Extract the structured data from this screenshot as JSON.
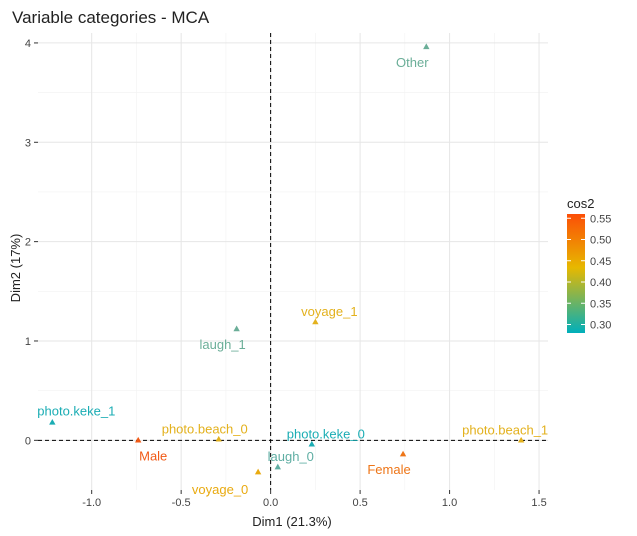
{
  "chart_data": {
    "type": "scatter",
    "title": "Variable categories - MCA",
    "xlabel": "Dim1 (21.3%)",
    "ylabel": "Dim2 (17%)",
    "xlim": [
      -1.3,
      1.55
    ],
    "ylim": [
      -0.5,
      4.1
    ],
    "x_ticks": [
      -1.0,
      -0.5,
      0.0,
      0.5,
      1.0,
      1.5
    ],
    "x_tick_labels": [
      "-1.0",
      "-0.5",
      "0.0",
      "0.5",
      "1.0",
      "1.5"
    ],
    "y_ticks": [
      0,
      1,
      2,
      3,
      4
    ],
    "y_tick_labels": [
      "0",
      "1",
      "2",
      "3",
      "4"
    ],
    "grid": true,
    "reference_lines": {
      "x": 0,
      "y": 0,
      "style": "dashed"
    },
    "color_scale": {
      "name": "cos2",
      "min": 0.28,
      "max": 0.56,
      "stops": [
        "#00AFBB",
        "#E7B800",
        "#FC4E07"
      ],
      "ticks": [
        0.3,
        0.35,
        0.4,
        0.45,
        0.5,
        0.55
      ],
      "tick_labels": [
        "0.30",
        "0.35",
        "0.40",
        "0.45",
        "0.50",
        "0.55"
      ]
    },
    "legend": {
      "position": "right"
    },
    "points": [
      {
        "label": "Other",
        "x": 0.87,
        "y": 3.96,
        "cos2": 0.33,
        "color": "#6BAE98"
      },
      {
        "label": "voyage_1",
        "x": 0.25,
        "y": 1.19,
        "cos2": 0.45,
        "color": "#E3B11D"
      },
      {
        "label": "laugh_1",
        "x": -0.19,
        "y": 1.12,
        "cos2": 0.33,
        "color": "#6BAE98"
      },
      {
        "label": "photo.keke_1",
        "x": -1.22,
        "y": 0.18,
        "cos2": 0.3,
        "color": "#1BADB4"
      },
      {
        "label": "Male",
        "x": -0.74,
        "y": 0.0,
        "cos2": 0.55,
        "color": "#F15A16"
      },
      {
        "label": "photo.beach_0",
        "x": -0.29,
        "y": 0.01,
        "cos2": 0.45,
        "color": "#E3B11D"
      },
      {
        "label": "photo.keke_0",
        "x": 0.23,
        "y": -0.04,
        "cos2": 0.3,
        "color": "#1BADB4"
      },
      {
        "label": "laugh_0",
        "x": 0.04,
        "y": -0.27,
        "cos2": 0.32,
        "color": "#5FAEA3"
      },
      {
        "label": "voyage_0",
        "x": -0.07,
        "y": -0.32,
        "cos2": 0.46,
        "color": "#E9AA10"
      },
      {
        "label": "Female",
        "x": 0.74,
        "y": -0.14,
        "cos2": 0.53,
        "color": "#EE7517"
      },
      {
        "label": "photo.beach_1",
        "x": 1.4,
        "y": 0.0,
        "cos2": 0.45,
        "color": "#E3B11D"
      }
    ]
  }
}
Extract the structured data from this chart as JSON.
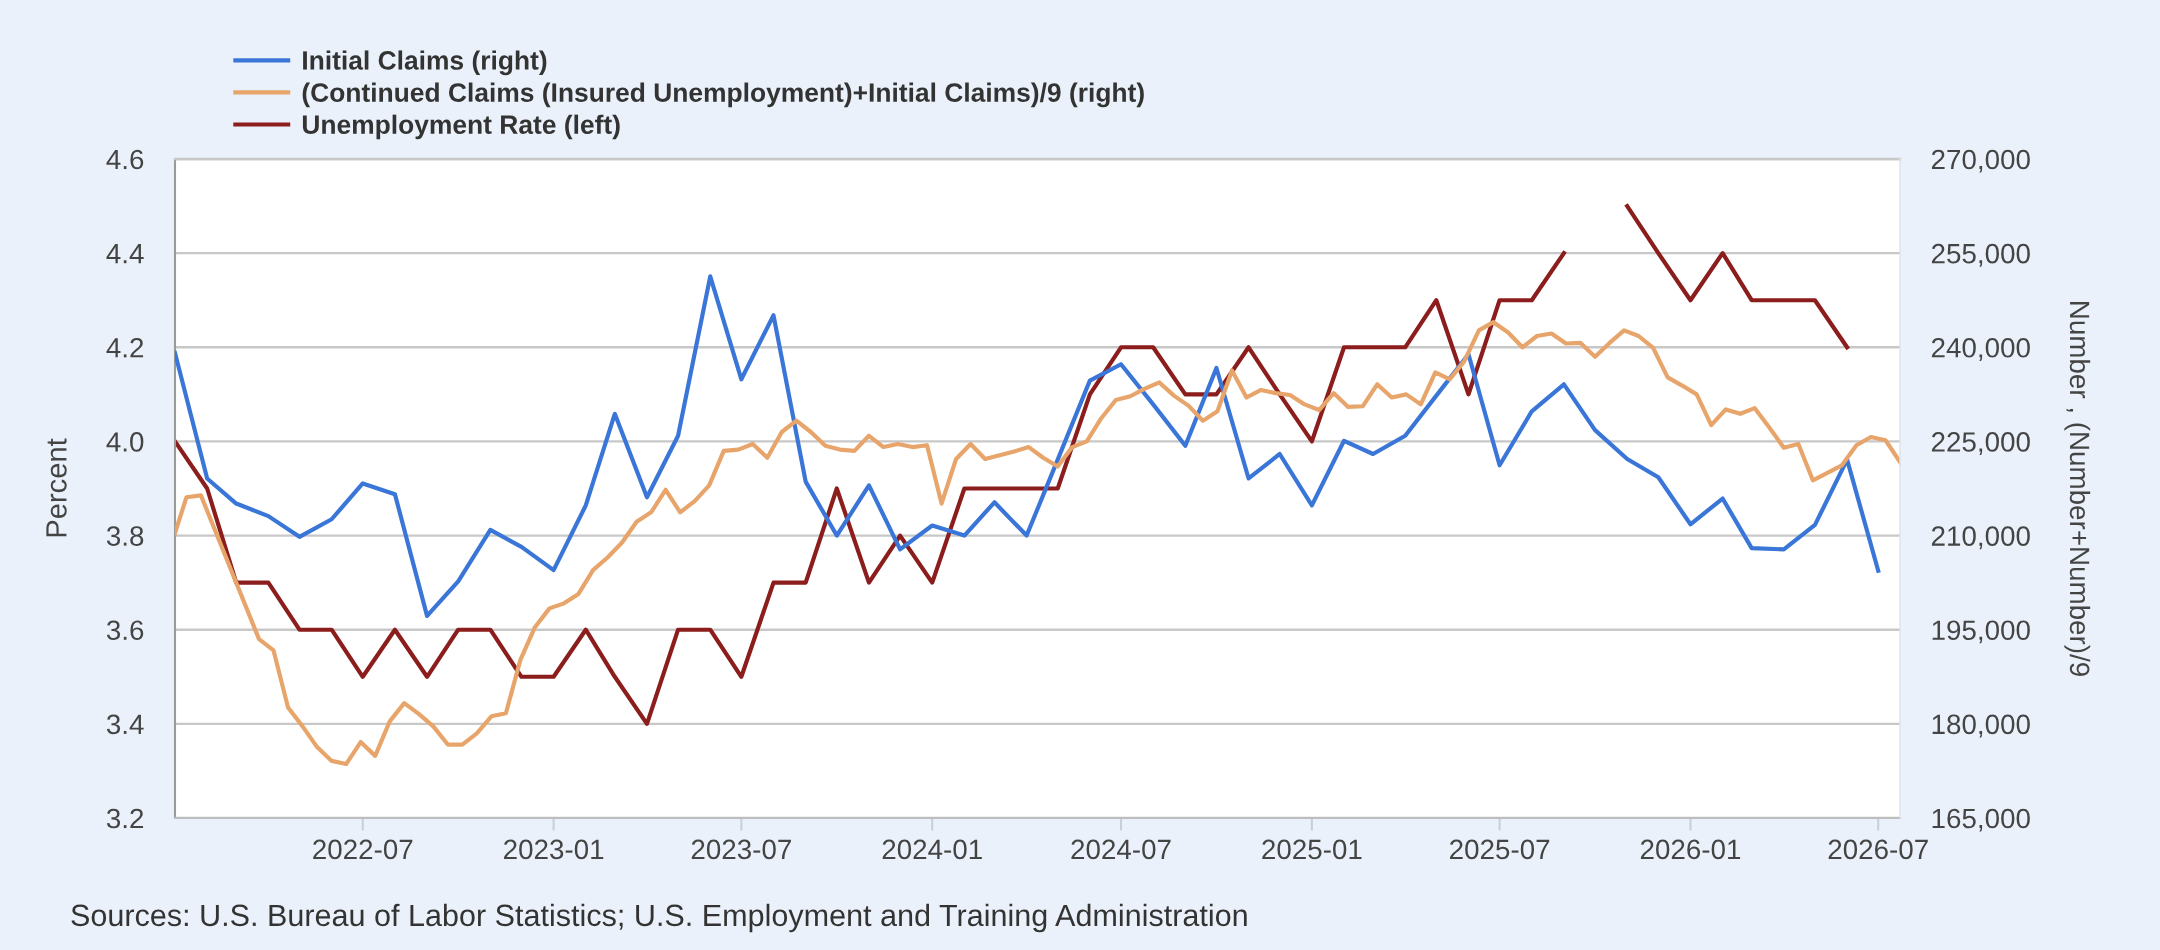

----------------

▸ **Aim of the exercise**: Look through the material and copy each line that has "this".

▸ **The response**:
Extract the structured data from this screenshot as JSON.
Extract the structured data from this chart as JSON.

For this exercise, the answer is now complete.